▶ **What you have to do**: Below are some records. Copy every line in them that holds "simpler".

━━━

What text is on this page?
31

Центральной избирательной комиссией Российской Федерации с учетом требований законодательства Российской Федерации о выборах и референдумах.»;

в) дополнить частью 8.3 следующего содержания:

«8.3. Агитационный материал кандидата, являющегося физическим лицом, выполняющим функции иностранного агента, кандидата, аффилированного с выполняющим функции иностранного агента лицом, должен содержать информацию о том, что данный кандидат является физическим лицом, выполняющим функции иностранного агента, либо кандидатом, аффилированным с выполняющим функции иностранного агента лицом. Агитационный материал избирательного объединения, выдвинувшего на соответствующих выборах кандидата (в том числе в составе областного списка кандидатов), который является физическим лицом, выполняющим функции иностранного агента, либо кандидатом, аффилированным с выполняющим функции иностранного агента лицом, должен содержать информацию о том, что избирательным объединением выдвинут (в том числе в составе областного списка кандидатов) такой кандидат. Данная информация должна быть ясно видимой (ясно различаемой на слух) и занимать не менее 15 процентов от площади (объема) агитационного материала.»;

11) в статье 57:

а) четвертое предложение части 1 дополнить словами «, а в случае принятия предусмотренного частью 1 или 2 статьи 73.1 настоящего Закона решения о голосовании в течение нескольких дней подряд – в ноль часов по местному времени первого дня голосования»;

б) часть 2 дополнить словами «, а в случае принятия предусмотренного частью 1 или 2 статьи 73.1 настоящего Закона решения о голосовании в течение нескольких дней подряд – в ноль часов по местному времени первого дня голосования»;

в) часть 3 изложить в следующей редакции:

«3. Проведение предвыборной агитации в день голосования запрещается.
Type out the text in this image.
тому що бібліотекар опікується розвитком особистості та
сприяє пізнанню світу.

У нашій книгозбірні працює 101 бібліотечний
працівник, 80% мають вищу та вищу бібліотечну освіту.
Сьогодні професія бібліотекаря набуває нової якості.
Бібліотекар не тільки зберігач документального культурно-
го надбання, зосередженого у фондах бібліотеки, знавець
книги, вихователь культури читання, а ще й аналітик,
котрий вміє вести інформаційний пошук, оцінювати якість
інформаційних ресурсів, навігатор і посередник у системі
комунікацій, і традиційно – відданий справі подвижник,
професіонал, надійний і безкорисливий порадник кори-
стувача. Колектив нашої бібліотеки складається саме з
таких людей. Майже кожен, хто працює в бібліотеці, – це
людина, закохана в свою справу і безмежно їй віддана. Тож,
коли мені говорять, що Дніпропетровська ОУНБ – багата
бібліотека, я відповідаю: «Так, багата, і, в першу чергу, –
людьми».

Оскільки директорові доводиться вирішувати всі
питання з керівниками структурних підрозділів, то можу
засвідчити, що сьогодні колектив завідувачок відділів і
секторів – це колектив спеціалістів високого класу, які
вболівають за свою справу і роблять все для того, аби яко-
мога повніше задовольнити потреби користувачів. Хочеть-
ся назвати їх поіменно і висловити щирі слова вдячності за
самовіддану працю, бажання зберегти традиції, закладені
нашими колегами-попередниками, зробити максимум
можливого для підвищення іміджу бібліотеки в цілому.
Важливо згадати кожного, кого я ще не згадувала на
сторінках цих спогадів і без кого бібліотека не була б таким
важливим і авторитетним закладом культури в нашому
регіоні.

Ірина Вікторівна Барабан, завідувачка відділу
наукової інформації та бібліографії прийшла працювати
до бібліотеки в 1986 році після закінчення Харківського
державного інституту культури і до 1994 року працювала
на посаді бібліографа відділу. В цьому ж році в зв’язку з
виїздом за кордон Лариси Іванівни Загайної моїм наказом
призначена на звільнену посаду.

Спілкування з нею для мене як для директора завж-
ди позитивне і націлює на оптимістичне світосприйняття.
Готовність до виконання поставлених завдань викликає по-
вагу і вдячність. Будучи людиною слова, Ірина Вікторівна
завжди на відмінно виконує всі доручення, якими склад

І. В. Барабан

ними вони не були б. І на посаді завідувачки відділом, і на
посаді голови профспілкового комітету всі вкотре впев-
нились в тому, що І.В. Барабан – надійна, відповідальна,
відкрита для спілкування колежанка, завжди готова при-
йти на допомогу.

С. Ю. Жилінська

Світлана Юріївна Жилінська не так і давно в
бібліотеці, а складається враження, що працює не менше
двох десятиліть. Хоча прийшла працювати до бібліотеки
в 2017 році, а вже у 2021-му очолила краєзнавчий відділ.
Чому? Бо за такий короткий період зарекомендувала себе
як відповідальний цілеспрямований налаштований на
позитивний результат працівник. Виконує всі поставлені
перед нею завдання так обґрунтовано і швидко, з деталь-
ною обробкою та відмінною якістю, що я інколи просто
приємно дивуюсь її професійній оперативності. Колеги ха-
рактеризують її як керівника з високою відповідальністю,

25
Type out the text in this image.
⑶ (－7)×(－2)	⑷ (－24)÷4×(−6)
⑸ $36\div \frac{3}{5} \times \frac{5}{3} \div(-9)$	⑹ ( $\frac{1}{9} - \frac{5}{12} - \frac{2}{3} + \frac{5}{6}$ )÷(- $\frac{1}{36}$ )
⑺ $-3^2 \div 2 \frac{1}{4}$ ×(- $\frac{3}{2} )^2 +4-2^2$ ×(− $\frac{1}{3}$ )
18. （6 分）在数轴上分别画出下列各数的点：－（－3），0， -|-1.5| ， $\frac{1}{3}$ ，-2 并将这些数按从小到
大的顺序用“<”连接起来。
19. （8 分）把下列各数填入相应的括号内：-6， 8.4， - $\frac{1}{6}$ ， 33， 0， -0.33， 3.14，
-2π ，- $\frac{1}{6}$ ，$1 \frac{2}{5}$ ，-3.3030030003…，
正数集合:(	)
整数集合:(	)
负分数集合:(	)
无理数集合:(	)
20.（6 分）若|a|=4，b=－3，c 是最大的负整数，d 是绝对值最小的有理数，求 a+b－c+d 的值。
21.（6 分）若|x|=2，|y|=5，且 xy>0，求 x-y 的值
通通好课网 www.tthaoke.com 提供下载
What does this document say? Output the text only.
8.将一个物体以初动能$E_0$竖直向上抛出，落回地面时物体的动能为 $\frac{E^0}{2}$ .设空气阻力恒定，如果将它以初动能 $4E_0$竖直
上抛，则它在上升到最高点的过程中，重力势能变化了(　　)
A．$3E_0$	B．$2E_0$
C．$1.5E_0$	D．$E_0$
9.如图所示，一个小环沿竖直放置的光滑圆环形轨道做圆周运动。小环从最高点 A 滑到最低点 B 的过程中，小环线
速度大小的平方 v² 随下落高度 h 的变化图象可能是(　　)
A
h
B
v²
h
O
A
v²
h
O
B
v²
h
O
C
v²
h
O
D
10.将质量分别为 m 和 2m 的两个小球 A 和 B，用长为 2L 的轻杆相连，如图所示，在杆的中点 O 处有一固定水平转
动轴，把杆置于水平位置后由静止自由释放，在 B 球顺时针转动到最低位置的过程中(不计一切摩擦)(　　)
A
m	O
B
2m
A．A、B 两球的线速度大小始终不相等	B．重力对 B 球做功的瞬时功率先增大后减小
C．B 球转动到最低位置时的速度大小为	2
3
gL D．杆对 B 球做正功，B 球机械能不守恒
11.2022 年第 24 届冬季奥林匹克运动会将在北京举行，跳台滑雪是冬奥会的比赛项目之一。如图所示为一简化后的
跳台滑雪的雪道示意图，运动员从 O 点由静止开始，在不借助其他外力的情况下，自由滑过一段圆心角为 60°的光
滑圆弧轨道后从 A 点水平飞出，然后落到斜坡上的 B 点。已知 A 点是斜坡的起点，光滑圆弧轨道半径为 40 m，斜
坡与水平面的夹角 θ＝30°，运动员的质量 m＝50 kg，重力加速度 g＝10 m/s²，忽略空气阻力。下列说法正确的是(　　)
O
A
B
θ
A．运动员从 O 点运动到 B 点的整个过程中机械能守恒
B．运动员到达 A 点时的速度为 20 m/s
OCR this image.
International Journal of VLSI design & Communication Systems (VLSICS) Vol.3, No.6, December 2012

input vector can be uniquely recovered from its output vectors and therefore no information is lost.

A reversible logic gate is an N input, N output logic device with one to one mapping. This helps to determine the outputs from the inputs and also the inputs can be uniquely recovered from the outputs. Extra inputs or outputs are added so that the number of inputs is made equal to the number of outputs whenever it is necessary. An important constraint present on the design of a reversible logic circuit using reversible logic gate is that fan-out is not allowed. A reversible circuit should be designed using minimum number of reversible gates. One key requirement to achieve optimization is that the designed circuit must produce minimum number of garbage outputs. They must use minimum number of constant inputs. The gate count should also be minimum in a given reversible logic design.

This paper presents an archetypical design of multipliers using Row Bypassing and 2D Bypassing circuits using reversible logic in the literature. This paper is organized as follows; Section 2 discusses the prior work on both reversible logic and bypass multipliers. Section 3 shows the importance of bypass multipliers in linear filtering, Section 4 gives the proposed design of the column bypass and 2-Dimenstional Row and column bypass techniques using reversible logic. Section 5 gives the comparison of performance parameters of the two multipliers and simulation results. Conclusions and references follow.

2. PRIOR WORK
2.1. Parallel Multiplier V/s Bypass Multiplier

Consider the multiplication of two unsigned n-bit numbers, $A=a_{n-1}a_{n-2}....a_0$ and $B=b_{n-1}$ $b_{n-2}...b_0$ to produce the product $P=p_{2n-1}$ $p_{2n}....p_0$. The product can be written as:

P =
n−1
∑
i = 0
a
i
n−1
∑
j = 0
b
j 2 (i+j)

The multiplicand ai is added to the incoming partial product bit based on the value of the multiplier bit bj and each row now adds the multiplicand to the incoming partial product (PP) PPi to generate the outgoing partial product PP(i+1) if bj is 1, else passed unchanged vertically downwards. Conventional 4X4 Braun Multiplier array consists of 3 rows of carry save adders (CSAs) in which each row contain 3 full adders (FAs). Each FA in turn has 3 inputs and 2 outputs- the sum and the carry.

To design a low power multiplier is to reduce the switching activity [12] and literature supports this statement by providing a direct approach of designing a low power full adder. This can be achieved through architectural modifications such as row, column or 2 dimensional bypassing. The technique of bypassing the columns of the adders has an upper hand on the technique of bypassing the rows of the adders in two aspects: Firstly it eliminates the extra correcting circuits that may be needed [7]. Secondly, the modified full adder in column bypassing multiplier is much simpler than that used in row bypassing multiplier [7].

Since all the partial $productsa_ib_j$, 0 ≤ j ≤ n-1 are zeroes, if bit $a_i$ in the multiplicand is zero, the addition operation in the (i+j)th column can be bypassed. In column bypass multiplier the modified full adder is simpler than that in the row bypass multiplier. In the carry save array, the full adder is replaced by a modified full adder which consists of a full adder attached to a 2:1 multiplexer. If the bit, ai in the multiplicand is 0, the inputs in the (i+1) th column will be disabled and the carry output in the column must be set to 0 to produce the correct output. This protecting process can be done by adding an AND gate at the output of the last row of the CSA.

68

━━━

▶ **Written reply**:
To design a low power multiplier is to reduce the switching activity [12] and literature supports this statement by providing a direct approach of designing a low power full adder. This can be achieved through architectural modifications such as row, column or 2 dimensional bypassing. The technique of bypassing the columns of the adders has an upper hand on the technique of bypassing the rows of the adders in two aspects: Firstly it eliminates the extra correcting circuits that may be needed [7]. Secondly, the modified full adder in column bypassing multiplier is much simpler than that used in row bypassing multiplier [7].
Since all the partial $productsa_ib_j$, 0 ≤ j ≤ n-1 are zeroes, if bit $a_i$ in the multiplicand is zero, the addition operation in the (i+j)th column can be bypassed. In column bypass multiplier the modified full adder is simpler than that in the row bypass multiplier. In the carry save array, the full adder is replaced by a modified full adder which consists of a full adder attached to a 2:1 multiplexer. If the bit, ai in the multiplicand is 0, the inputs in the (i+1) th column will be disabled and the carry output in the column must be set to 0 to produce the correct output. This protecting process can be done by adding an AND gate at the output of the last row of the CSA.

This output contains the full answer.